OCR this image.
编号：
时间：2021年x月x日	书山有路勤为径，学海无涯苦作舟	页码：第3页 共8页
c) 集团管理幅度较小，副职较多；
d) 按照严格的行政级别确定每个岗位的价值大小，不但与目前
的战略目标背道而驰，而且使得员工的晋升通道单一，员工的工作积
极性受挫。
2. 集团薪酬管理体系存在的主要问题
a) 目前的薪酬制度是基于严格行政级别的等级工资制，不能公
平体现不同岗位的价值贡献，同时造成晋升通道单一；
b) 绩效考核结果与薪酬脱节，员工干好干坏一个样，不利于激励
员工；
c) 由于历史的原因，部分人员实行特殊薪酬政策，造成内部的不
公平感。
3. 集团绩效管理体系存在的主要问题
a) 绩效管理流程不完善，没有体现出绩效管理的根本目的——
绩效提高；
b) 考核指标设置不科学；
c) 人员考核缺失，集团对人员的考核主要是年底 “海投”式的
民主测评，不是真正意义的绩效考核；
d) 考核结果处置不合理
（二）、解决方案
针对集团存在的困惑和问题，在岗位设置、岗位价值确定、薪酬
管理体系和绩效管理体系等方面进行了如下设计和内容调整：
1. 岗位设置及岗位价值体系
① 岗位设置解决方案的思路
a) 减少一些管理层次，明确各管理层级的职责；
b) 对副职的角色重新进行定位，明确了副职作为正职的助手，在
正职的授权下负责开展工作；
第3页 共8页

= Required task =
Write out the records above again, keeping each one identical to the original.

= Response =
OCR this image.
编号：
时间：2021年x月x日	书山有路勤为径，学海无涯苦作舟	页码：第3页 共8页
c) 集团管理幅度较小，副职较多；
d) 按照严格的行政级别确定每个岗位的价值大小，不但与目前
的战略目标背道而驰，而且使得员工的晋升通道单一，员工的工作积
极性受挫。
2. 集团薪酬管理体系存在的主要问题
a) 目前的薪酬制度是基于严格行政级别的等级工资制，不能公
平体现不同岗位的价值贡献，同时造成晋升通道单一；
b) 绩效考核结果与薪酬脱节，员工干好干坏一个样，不利于激励
员工；
c) 由于历史的原因，部分人员实行特殊薪酬政策，造成内部的不
公平感。
3. 集团绩效管理体系存在的主要问题
a) 绩效管理流程不完善，没有体现出绩效管理的根本目的——
绩效提高；
b) 考核指标设置不科学；
c) 人员考核缺失，集团对人员的考核主要是年底 “海投”式的
民主测评，不是真正意义的绩效考核；
d) 考核结果处置不合理
（二）、解决方案
针对集团存在的困惑和问题，在岗位设置、岗位价值确定、薪酬
管理体系和绩效管理体系等方面进行了如下设计和内容调整：
1. 岗位设置及岗位价值体系
① 岗位设置解决方案的思路
a) 减少一些管理层次，明确各管理层级的职责；
b) 对副职的角色重新进行定位，明确了副职作为正职的助手，在
正职的授权下负责开展工作；
第3页 共8页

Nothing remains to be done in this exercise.